DIRECTION: Rewrite all of the lines below with every "x-tick-label" swapped for "x-axis-tick-label" and nothing else changed.

EXCERPTED RECORDS:
_ _ _ _ _

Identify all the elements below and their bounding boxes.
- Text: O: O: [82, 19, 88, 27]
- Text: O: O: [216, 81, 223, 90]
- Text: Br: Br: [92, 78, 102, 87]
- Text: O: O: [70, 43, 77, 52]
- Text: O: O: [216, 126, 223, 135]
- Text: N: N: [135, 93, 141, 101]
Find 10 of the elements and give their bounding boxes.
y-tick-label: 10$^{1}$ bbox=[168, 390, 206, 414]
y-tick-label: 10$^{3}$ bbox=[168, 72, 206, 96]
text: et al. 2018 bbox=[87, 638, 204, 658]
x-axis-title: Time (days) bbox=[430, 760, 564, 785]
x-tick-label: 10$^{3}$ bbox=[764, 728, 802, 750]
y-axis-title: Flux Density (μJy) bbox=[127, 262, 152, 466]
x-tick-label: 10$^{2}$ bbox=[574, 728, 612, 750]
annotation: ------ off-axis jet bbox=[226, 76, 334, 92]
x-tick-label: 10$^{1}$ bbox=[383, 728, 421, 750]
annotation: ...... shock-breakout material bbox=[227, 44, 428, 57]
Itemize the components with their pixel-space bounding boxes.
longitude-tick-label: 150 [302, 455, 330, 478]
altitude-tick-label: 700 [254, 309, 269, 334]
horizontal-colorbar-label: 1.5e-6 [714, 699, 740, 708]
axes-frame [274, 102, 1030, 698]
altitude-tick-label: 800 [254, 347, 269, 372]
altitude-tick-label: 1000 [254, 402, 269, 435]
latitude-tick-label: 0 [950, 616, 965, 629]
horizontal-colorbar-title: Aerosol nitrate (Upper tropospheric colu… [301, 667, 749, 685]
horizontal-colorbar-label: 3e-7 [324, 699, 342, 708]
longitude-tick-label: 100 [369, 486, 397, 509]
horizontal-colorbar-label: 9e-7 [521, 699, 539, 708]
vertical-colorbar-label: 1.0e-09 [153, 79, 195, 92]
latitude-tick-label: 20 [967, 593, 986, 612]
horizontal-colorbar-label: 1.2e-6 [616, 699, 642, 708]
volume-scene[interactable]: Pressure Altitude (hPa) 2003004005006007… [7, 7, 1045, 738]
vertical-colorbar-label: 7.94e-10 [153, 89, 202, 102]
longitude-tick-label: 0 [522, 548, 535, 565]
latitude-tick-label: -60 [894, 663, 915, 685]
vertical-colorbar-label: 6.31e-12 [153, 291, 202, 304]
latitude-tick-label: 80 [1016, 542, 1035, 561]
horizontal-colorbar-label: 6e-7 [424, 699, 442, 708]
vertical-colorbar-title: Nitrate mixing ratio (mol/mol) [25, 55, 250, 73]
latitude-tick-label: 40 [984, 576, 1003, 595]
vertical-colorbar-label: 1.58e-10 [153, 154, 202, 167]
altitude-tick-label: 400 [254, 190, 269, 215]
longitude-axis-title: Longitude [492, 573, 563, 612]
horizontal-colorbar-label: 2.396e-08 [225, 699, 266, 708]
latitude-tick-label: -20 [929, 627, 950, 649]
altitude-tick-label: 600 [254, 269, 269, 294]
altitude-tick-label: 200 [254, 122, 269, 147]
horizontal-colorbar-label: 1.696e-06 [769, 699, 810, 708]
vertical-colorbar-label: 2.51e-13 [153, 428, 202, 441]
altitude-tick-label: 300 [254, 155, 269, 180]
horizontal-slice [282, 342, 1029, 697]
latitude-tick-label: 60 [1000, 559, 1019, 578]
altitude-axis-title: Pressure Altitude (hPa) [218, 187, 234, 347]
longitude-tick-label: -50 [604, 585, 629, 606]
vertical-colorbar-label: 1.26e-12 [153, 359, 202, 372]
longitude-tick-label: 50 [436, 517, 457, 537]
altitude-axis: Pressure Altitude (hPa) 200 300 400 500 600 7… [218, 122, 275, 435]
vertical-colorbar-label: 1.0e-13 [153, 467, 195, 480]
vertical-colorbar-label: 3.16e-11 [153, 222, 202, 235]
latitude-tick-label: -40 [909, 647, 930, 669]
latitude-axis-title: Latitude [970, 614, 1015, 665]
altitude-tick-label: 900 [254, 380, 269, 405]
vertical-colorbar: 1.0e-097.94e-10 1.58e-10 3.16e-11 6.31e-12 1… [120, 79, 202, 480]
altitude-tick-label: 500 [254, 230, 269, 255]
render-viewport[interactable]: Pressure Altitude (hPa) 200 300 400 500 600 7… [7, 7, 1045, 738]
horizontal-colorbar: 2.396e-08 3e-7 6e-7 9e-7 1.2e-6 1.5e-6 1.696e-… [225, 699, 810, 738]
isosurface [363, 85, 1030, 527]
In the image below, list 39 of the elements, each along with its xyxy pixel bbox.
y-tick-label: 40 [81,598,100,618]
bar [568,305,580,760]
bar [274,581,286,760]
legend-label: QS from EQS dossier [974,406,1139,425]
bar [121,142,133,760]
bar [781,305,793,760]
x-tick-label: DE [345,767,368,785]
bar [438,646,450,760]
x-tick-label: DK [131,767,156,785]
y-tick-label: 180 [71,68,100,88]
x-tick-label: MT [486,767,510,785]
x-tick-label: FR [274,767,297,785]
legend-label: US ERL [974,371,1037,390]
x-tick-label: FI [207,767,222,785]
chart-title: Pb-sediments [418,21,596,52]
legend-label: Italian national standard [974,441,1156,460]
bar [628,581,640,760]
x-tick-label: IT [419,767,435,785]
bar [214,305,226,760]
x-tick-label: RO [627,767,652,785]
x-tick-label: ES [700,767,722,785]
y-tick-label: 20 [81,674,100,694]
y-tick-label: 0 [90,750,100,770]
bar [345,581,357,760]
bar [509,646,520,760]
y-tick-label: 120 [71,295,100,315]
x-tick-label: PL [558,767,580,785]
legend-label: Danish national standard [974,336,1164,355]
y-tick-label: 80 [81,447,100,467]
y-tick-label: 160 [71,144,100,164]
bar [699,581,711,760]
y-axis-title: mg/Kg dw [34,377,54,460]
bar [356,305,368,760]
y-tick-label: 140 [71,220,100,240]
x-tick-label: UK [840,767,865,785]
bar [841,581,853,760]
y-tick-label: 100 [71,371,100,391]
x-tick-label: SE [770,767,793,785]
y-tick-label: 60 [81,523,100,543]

_ _ _ _ _

EXPECTED OUTPUT:
Identify all the elements below and their bounding boxes.
- Text: O: O: [82, 19, 88, 27]
- Text: O: O: [216, 81, 223, 90]
- Text: Br: Br: [92, 78, 102, 87]
- Text: O: O: [70, 43, 77, 52]
- Text: O: O: [216, 126, 223, 135]
- Text: N: N: [135, 93, 141, 101]
Find 10 of the elements and give their bounding boxes.
y-tick-label: 10$^{1}$ bbox=[168, 390, 206, 414]
y-tick-label: 10$^{3}$ bbox=[168, 72, 206, 96]
text: et al. 2018 bbox=[87, 638, 204, 658]
x-axis-title: Time (days) bbox=[430, 760, 564, 785]
x-axis-tick-label: 10$^{3}$ bbox=[764, 728, 802, 750]
y-axis-title: Flux Density (μJy) bbox=[127, 262, 152, 466]
x-axis-tick-label: 10$^{2}$ bbox=[574, 728, 612, 750]
annotation: ------ off-axis jet bbox=[226, 76, 334, 92]
x-axis-tick-label: 10$^{1}$ bbox=[383, 728, 421, 750]
annotation: ...... shock-breakout material bbox=[227, 44, 428, 57]
Itemize the components with their pixel-space bounding boxes.
longitude-tick-label: 150 [302, 455, 330, 478]
altitude-tick-label: 700 [254, 309, 269, 334]
horizontal-colorbar-label: 1.5e-6 [714, 699, 740, 708]
axes-frame [274, 102, 1030, 698]
altitude-tick-label: 800 [254, 347, 269, 372]
altitude-tick-label: 1000 [254, 402, 269, 435]
latitude-tick-label: 0 [950, 616, 965, 629]
horizontal-colorbar-title: Aerosol nitrate (Upper tropospheric colu… [301, 667, 749, 685]
horizontal-colorbar-label: 3e-7 [324, 699, 342, 708]
longitude-tick-label: 100 [369, 486, 397, 509]
horizontal-colorbar-label: 9e-7 [521, 699, 539, 708]
vertical-colorbar-label: 1.0e-09 [153, 79, 195, 92]
latitude-tick-label: 20 [967, 593, 986, 612]
horizontal-colorbar-label: 1.2e-6 [616, 699, 642, 708]
volume-scene[interactable]: Pressure Altitude (hPa) 2003004005006007… [7, 7, 1045, 738]
vertical-colorbar-label: 7.94e-10 [153, 89, 202, 102]
longitude-tick-label: 0 [522, 548, 535, 565]
latitude-tick-label: -60 [894, 663, 915, 685]
vertical-colorbar-label: 6.31e-12 [153, 291, 202, 304]
latitude-tick-label: 80 [1016, 542, 1035, 561]
horizontal-colorbar-label: 6e-7 [424, 699, 442, 708]
vertical-colorbar-title: Nitrate mixing ratio (mol/mol) [25, 55, 250, 73]
latitude-tick-label: 40 [984, 576, 1003, 595]
vertical-colorbar-label: 1.58e-10 [153, 154, 202, 167]
altitude-tick-label: 400 [254, 190, 269, 215]
longitude-axis-title: Longitude [492, 573, 563, 612]
horizontal-colorbar-label: 2.396e-08 [225, 699, 266, 708]
latitude-tick-label: -20 [929, 627, 950, 649]
altitude-tick-label: 600 [254, 269, 269, 294]
altitude-tick-label: 200 [254, 122, 269, 147]
horizontal-colorbar-label: 1.696e-06 [769, 699, 810, 708]
vertical-colorbar-label: 2.51e-13 [153, 428, 202, 441]
altitude-tick-label: 300 [254, 155, 269, 180]
horizontal-slice [282, 342, 1029, 697]
latitude-tick-label: 60 [1000, 559, 1019, 578]
altitude-axis-title: Pressure Altitude (hPa) [218, 187, 234, 347]
longitude-tick-label: -50 [604, 585, 629, 606]
vertical-colorbar-label: 1.26e-12 [153, 359, 202, 372]
longitude-tick-label: 50 [436, 517, 457, 537]
altitude-axis: Pressure Altitude (hPa) 200 300 400 500 600 7… [218, 122, 275, 435]
vertical-colorbar-label: 1.0e-13 [153, 467, 195, 480]
vertical-colorbar-label: 3.16e-11 [153, 222, 202, 235]
latitude-tick-label: -40 [909, 647, 930, 669]
latitude-axis-title: Latitude [970, 614, 1015, 665]
altitude-tick-label: 900 [254, 380, 269, 405]
vertical-colorbar: 1.0e-097.94e-10 1.58e-10 3.16e-11 6.31e-12 1… [120, 79, 202, 480]
altitude-tick-label: 500 [254, 230, 269, 255]
render-viewport[interactable]: Pressure Altitude (hPa) 200 300 400 500 600 7… [7, 7, 1045, 738]
horizontal-colorbar: 2.396e-08 3e-7 6e-7 9e-7 1.2e-6 1.5e-6 1.696e-… [225, 699, 810, 738]
isosurface [363, 85, 1030, 527]
In the image below, list 39 of the elements, each along with its xyxy pixel bbox.
y-tick-label: 40 [81,598,100,618]
bar [568,305,580,760]
bar [274,581,286,760]
legend-label: QS from EQS dossier [974,406,1139,425]
bar [121,142,133,760]
bar [781,305,793,760]
x-axis-tick-label: DE [345,767,368,785]
bar [438,646,450,760]
x-axis-tick-label: DK [131,767,156,785]
y-tick-label: 180 [71,68,100,88]
x-axis-tick-label: MT [486,767,510,785]
x-axis-tick-label: FR [274,767,297,785]
legend-label: US ERL [974,371,1037,390]
x-axis-tick-label: FI [207,767,222,785]
chart-title: Pb-sediments [418,21,596,52]
legend-label: Italian national standard [974,441,1156,460]
bar [628,581,640,760]
x-axis-tick-label: IT [419,767,435,785]
bar [214,305,226,760]
x-axis-tick-label: RO [627,767,652,785]
x-axis-tick-label: ES [700,767,722,785]
y-tick-label: 20 [81,674,100,694]
y-tick-label: 0 [90,750,100,770]
bar [345,581,357,760]
bar [509,646,520,760]
y-tick-label: 120 [71,295,100,315]
x-axis-tick-label: PL [558,767,580,785]
legend-label: Danish national standard [974,336,1164,355]
y-tick-label: 80 [81,447,100,467]
y-tick-label: 160 [71,144,100,164]
bar [699,581,711,760]
y-axis-title: mg/Kg dw [34,377,54,460]
bar [356,305,368,760]
y-tick-label: 140 [71,220,100,240]
x-axis-tick-label: UK [840,767,865,785]
bar [841,581,853,760]
y-tick-label: 100 [71,371,100,391]
x-axis-tick-label: SE [770,767,793,785]
y-tick-label: 60 [81,523,100,543]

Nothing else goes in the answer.